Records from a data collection
* Start *
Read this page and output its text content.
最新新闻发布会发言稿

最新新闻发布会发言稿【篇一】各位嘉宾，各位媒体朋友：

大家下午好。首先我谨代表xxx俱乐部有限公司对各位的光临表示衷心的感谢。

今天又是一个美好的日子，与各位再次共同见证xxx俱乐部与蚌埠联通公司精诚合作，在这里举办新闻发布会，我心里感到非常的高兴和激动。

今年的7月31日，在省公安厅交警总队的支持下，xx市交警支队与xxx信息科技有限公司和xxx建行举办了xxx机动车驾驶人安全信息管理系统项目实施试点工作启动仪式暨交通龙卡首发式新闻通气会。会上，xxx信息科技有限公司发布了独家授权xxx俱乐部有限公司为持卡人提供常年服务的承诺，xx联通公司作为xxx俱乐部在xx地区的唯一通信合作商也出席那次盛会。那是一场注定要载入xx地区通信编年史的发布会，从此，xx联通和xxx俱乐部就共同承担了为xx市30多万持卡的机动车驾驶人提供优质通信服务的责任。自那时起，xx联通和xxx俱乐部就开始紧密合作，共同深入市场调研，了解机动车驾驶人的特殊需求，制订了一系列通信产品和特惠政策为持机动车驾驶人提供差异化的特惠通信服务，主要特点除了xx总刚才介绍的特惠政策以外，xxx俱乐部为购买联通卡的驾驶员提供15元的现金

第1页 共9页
* End *
Quote the data in full, keeping each word unchanged.

- [Reply]:
Read this page and output its text content.
最新新闻发布会发言稿

最新新闻发布会发言稿【篇一】各位嘉宾，各位媒体朋友：

大家下午好。首先我谨代表xxx俱乐部有限公司对各位的光临表示衷心的感谢。

今天又是一个美好的日子，与各位再次共同见证xxx俱乐部与蚌埠联通公司精诚合作，在这里举办新闻发布会，我心里感到非常的高兴和激动。

今年的7月31日，在省公安厅交警总队的支持下，xx市交警支队与xxx信息科技有限公司和xxx建行举办了xxx机动车驾驶人安全信息管理系统项目实施试点工作启动仪式暨交通龙卡首发式新闻通气会。会上，xxx信息科技有限公司发布了独家授权xxx俱乐部有限公司为持卡人提供常年服务的承诺，xx联通公司作为xxx俱乐部在xx地区的唯一通信合作商也出席那次盛会。那是一场注定要载入xx地区通信编年史的发布会，从此，xx联通和xxx俱乐部就共同承担了为xx市30多万持卡的机动车驾驶人提供优质通信服务的责任。自那时起，xx联通和xxx俱乐部就开始紧密合作，共同深入市场调研，了解机动车驾驶人的特殊需求，制订了一系列通信产品和特惠政策为持机动车驾驶人提供差异化的特惠通信服务，主要特点除了xx总刚才介绍的特惠政策以外，xxx俱乐部为购买联通卡的驾驶员提供15元的现金

第1页 共9页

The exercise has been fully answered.